■ WORK TO COMPLETE
In the review, which kind of slow motion is called blurry and annoying?

■ DOCUMENT PASSAGE
But there's a lot of other messing about with the island that is hopelessly unwise. Part of it seems to reflect the fact that Jackson used up a lot of his Kong chops on LOTR...stuff in the Mountains of Shadow and Fangorn Forest looked much more Konglike than anything in this flick. It's almost as if he decided he shouldn't repeat himself...but he should've, since the look of Skull Island in the original is vastly superior. For one thing, he gives us something like a nasty convoluted karsted landscape covered with trees, all narrow canyons and suchlike. In the original, the matte-paintings served up a tremendous evocation of limitless jungly space, vast halls of lush hardwood trees...maybe, it's not as plausible as a concept, because you just can't see very far in jungles, but it was sure more visually engaging, especially when coupled with an astounding use of chiaroscuro...the original Kong matte-paintings are maybe the best ever. Jackson's version is claustrophobic in a really undesirable way.

As for his natives, they're a bad idea too. They're portrayed as being little more than hideous zombies, but they're not very scary...the scenes with them are pretty badly directed. There's a whole bunch of afterthought slow-motion...that is to say, shots where the action wasn't filmed in slo-mo, but Jackson decided to make it slow-mo in the printer or whatever. Proper slow motion, with its fast shutter speed, is preternaturally clear, whereas the afterthought kind is blurry and annoying. Plainly, someone realized that he simply hadn't done a good job on the shoot.

The characterization of the islanders is also incoherent...they're dehumanized and barely alive, but they can run (and maintain) this ancient contraption that fills up a canyon with lava when they want to keep Kong at bay during the sequence where they sacrifice Anne...even though the FX are a whole lot more sophisticated and bombastic than the ones in the original, the sacrifice scene is vastly less effective, because they don't have Max Steiner's score, the basic concepts are profoundly silly, we don't get a good look at Kong at this point, and we should've. The overall effect is that Jackson and everybody else was totally coked out.

■ PROVIDED MATERIAL
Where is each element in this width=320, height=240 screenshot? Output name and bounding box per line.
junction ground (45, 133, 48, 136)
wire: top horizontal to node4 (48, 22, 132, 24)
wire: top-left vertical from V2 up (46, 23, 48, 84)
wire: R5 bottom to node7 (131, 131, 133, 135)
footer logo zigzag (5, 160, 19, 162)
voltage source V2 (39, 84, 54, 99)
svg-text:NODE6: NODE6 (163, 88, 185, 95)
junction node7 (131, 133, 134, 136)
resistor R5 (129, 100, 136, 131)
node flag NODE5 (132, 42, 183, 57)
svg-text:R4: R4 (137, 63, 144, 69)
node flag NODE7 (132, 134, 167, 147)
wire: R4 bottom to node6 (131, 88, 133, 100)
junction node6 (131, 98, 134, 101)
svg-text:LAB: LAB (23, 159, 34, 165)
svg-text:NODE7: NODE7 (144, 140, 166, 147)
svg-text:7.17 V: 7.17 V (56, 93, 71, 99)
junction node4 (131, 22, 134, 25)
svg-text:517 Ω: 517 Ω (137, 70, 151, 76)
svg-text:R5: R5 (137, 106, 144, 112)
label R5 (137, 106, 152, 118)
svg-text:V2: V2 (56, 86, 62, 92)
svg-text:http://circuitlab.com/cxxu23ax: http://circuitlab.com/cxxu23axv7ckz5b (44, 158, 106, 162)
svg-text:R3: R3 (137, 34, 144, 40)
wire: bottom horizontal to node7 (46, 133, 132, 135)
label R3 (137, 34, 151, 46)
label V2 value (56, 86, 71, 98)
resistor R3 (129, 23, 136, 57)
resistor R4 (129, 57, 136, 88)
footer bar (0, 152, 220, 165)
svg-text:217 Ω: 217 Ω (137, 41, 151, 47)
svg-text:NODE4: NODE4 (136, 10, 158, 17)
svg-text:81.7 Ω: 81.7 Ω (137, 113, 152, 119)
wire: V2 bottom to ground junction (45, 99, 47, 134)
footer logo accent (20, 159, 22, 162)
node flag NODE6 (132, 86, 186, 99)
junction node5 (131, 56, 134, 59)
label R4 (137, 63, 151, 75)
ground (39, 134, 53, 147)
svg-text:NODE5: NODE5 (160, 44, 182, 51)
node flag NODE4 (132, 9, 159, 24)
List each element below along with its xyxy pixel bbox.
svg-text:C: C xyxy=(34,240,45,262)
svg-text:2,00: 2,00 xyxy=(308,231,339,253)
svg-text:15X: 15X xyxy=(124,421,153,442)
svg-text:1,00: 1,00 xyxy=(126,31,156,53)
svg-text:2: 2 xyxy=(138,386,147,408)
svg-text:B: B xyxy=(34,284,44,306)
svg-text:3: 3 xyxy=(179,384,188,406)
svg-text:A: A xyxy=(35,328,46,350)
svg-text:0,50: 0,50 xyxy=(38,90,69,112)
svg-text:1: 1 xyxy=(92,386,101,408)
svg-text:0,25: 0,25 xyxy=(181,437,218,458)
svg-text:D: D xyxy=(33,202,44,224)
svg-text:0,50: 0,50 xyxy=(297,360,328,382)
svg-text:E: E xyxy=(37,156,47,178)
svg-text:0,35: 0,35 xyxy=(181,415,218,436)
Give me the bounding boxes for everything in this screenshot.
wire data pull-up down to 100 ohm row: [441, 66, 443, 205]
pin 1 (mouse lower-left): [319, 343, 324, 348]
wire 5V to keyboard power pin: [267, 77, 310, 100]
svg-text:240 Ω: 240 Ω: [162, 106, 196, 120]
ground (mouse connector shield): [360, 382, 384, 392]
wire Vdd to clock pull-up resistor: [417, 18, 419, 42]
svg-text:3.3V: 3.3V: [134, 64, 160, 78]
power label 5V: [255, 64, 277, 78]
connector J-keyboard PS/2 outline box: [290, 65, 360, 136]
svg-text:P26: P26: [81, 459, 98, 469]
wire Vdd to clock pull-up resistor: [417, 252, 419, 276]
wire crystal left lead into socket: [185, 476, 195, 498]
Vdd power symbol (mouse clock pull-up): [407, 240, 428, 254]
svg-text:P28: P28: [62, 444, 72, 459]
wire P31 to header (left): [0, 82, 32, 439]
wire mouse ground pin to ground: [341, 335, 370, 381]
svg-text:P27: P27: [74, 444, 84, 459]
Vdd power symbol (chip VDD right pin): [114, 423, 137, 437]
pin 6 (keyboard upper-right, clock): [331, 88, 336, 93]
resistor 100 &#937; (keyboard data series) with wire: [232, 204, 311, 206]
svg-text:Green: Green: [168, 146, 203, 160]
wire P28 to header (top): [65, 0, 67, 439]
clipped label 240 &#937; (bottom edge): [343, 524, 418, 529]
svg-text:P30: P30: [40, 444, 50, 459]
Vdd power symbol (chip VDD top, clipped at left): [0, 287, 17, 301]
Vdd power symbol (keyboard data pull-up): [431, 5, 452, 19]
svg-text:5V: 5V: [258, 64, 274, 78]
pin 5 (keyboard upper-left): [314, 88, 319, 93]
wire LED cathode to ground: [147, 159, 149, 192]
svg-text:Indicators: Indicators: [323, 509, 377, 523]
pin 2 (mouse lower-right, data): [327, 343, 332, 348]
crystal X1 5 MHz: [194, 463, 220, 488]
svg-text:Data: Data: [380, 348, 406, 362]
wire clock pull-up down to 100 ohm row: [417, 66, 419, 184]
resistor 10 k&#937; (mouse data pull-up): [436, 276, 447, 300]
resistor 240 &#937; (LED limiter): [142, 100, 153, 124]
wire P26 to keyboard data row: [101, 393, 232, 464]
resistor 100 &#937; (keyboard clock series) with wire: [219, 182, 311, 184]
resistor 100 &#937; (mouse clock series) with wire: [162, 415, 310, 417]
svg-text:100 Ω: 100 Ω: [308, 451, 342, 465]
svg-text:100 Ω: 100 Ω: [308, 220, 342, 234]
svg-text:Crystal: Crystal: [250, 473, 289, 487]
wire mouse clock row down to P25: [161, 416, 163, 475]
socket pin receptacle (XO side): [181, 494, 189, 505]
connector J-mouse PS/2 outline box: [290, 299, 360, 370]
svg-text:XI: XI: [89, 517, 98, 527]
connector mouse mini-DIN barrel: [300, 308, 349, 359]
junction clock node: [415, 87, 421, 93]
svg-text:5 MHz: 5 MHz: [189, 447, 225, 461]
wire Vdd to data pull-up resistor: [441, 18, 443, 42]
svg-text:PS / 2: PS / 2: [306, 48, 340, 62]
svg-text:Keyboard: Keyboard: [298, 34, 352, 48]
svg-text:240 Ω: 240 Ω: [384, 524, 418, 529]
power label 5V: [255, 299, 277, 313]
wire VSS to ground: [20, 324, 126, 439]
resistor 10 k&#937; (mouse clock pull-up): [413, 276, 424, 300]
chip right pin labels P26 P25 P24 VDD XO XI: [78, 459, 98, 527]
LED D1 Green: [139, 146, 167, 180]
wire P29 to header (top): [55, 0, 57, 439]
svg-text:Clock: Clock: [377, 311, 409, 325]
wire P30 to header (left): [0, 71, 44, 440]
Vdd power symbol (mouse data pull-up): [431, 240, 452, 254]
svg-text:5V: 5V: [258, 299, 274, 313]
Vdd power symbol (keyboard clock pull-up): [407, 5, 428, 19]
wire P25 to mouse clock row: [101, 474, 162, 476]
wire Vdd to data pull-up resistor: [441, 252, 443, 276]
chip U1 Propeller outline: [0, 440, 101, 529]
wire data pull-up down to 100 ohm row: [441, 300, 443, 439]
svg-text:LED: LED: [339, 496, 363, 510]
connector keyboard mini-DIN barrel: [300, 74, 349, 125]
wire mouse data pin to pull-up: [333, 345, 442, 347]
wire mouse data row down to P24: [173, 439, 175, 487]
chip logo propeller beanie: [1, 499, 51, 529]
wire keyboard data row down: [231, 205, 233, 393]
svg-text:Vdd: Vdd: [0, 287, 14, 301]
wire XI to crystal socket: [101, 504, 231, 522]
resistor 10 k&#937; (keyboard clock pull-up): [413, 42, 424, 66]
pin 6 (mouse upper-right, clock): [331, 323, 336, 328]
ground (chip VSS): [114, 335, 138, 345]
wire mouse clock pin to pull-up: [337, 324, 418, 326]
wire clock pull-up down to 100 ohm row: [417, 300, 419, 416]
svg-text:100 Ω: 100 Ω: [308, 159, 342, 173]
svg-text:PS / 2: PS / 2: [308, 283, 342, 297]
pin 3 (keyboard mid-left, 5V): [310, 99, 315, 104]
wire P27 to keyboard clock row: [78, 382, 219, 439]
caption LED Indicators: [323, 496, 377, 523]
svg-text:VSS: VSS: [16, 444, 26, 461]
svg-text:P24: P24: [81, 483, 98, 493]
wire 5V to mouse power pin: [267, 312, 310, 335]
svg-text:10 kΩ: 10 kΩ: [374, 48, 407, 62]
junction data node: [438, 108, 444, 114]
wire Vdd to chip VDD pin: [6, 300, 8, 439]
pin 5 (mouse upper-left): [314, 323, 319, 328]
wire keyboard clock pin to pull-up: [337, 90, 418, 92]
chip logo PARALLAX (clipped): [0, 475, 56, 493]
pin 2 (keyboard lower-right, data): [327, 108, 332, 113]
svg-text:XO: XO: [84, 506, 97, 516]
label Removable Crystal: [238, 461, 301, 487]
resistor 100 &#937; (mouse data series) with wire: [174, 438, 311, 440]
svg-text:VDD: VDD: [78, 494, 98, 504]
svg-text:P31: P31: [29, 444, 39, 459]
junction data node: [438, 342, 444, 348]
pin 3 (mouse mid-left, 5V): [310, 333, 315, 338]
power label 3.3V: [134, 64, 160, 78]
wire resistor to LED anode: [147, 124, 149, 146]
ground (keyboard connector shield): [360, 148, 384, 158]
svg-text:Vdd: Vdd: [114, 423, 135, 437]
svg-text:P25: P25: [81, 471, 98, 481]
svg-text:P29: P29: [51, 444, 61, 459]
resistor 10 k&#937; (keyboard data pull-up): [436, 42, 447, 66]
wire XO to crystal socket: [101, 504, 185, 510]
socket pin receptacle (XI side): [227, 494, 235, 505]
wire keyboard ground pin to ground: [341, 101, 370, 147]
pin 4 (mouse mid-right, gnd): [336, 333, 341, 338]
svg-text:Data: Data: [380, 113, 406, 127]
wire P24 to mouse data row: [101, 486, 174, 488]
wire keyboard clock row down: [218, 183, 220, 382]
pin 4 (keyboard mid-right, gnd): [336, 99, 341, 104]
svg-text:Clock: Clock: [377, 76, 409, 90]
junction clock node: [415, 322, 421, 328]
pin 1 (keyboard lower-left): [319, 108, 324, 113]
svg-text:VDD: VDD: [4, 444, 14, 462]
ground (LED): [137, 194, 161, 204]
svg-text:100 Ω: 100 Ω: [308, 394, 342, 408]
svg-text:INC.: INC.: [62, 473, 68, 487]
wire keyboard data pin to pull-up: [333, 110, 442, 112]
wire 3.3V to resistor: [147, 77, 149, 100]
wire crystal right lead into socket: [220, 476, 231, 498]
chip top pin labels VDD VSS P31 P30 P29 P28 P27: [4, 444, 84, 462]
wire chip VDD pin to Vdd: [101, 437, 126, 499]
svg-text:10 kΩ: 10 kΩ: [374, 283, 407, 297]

■ RESPONSE TO THE EXERCISE
The afterthought kind: shots that were not filmed in slow motion but were slowed down afterward in the printer.